--- Begin RECORDS FOR THE TASK ---

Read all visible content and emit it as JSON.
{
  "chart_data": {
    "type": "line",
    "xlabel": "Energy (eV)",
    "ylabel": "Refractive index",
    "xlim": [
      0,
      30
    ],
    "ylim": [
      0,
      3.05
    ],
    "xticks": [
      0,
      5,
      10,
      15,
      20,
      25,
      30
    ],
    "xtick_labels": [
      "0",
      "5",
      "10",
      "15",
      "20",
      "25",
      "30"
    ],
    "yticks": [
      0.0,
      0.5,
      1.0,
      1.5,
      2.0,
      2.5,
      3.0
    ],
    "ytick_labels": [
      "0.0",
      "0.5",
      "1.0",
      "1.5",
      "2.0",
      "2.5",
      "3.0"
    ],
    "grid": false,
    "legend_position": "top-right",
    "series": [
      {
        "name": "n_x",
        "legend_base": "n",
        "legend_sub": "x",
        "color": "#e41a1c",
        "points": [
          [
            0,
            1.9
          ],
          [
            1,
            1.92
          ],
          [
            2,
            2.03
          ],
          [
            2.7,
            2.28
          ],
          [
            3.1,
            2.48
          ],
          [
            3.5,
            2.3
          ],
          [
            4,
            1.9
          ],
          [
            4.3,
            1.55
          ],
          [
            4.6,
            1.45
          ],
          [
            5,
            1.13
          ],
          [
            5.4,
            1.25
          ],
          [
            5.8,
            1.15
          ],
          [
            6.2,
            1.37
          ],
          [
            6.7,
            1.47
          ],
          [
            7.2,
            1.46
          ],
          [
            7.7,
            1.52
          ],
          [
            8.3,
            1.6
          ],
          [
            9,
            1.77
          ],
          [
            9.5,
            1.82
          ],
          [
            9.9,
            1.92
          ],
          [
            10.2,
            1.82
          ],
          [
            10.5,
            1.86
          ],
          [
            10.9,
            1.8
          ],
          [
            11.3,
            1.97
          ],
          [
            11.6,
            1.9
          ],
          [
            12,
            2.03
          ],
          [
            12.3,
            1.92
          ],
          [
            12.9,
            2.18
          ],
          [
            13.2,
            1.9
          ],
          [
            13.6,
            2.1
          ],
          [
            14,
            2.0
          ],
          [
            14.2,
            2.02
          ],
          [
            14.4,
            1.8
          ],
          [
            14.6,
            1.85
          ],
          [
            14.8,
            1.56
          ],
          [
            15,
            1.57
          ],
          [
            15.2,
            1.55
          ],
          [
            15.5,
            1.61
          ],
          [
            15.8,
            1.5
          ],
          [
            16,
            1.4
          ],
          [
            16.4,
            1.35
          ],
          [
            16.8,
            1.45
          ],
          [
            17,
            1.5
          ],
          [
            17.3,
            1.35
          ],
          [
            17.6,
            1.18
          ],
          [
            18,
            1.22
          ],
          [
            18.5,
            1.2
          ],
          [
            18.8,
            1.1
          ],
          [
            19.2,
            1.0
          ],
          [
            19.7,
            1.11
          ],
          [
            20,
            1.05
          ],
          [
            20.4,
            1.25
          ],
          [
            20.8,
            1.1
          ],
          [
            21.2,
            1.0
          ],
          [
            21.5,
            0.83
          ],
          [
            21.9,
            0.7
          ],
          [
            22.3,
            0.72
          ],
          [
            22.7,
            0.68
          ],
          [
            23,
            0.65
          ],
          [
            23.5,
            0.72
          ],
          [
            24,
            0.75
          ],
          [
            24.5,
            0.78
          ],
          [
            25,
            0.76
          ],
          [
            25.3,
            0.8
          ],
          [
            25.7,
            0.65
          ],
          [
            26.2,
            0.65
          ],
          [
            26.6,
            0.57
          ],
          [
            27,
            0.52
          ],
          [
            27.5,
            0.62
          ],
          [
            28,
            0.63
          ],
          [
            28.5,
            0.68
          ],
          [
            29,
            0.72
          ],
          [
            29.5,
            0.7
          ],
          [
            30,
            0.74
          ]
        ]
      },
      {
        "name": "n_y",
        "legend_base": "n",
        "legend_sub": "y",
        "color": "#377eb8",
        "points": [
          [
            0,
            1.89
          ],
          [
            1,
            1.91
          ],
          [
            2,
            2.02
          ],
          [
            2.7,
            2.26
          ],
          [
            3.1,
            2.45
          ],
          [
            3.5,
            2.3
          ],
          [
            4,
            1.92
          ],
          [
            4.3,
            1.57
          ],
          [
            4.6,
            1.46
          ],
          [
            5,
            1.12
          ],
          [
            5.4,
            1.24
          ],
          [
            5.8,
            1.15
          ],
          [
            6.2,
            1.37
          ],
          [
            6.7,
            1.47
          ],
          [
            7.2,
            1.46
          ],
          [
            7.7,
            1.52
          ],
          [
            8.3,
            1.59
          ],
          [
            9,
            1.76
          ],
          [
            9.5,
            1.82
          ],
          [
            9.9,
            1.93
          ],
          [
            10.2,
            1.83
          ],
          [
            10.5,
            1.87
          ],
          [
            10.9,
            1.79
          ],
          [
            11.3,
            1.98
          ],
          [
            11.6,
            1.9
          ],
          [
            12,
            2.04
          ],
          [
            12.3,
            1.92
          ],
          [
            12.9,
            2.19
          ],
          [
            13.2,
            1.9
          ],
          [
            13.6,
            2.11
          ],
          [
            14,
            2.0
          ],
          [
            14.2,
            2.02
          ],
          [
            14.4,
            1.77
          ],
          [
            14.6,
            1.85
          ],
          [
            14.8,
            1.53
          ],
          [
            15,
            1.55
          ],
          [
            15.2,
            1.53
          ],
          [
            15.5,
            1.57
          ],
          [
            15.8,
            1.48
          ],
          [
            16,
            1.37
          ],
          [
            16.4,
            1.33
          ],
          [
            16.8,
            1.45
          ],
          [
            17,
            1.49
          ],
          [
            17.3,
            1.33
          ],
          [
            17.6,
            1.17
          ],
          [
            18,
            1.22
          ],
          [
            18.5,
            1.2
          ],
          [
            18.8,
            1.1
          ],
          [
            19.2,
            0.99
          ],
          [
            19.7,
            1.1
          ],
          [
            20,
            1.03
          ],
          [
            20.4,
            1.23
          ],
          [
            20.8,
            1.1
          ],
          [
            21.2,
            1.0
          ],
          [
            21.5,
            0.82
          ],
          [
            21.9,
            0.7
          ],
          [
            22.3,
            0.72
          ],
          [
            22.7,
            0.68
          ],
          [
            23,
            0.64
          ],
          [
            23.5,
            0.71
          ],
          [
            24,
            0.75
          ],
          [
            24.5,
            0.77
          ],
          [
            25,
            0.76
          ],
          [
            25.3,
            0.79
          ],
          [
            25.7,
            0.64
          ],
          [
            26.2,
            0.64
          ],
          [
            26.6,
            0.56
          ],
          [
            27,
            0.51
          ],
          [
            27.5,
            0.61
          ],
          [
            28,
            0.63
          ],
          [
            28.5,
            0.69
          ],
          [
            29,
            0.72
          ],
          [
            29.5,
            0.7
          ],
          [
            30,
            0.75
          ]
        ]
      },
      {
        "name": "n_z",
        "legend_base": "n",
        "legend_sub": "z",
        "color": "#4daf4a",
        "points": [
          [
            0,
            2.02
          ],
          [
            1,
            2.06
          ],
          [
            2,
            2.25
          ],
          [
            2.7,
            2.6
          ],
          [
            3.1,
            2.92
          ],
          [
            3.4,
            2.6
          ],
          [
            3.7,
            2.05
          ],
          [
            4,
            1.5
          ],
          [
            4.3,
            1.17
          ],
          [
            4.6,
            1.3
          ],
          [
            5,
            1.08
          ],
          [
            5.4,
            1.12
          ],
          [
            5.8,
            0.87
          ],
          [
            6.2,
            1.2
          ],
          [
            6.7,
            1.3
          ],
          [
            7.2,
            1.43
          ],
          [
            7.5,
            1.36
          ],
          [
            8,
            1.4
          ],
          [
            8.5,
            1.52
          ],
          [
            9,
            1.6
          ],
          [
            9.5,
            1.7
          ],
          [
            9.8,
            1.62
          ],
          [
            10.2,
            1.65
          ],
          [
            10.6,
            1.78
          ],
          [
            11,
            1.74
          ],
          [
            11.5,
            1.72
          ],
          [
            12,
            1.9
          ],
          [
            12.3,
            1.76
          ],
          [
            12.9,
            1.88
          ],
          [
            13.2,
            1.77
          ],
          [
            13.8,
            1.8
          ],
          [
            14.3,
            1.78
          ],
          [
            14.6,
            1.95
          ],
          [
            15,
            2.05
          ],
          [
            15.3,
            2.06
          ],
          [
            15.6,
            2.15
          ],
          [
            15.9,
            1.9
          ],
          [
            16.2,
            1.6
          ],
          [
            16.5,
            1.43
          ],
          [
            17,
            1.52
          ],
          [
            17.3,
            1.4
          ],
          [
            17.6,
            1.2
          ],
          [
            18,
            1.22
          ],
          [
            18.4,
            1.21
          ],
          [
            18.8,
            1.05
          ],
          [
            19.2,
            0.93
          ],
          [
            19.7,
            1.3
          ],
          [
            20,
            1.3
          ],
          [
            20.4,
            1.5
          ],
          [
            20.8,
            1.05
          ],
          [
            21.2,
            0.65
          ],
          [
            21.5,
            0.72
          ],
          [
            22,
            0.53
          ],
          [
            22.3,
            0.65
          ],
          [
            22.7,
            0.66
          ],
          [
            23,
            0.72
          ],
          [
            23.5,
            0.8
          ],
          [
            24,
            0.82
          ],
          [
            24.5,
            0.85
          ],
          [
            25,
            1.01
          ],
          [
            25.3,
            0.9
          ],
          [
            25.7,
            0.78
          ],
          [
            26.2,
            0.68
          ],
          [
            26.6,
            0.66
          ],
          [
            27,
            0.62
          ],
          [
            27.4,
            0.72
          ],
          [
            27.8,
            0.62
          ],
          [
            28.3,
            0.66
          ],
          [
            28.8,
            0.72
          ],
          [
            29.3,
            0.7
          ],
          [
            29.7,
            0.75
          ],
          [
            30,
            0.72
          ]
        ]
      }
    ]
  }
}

--- End RECORDS FOR THE TASK ---

Find every line above that contains the word "color", and return each one.

        "color": "#e41a1c",
        "color": "#377eb8",
        "color": "#4daf4a",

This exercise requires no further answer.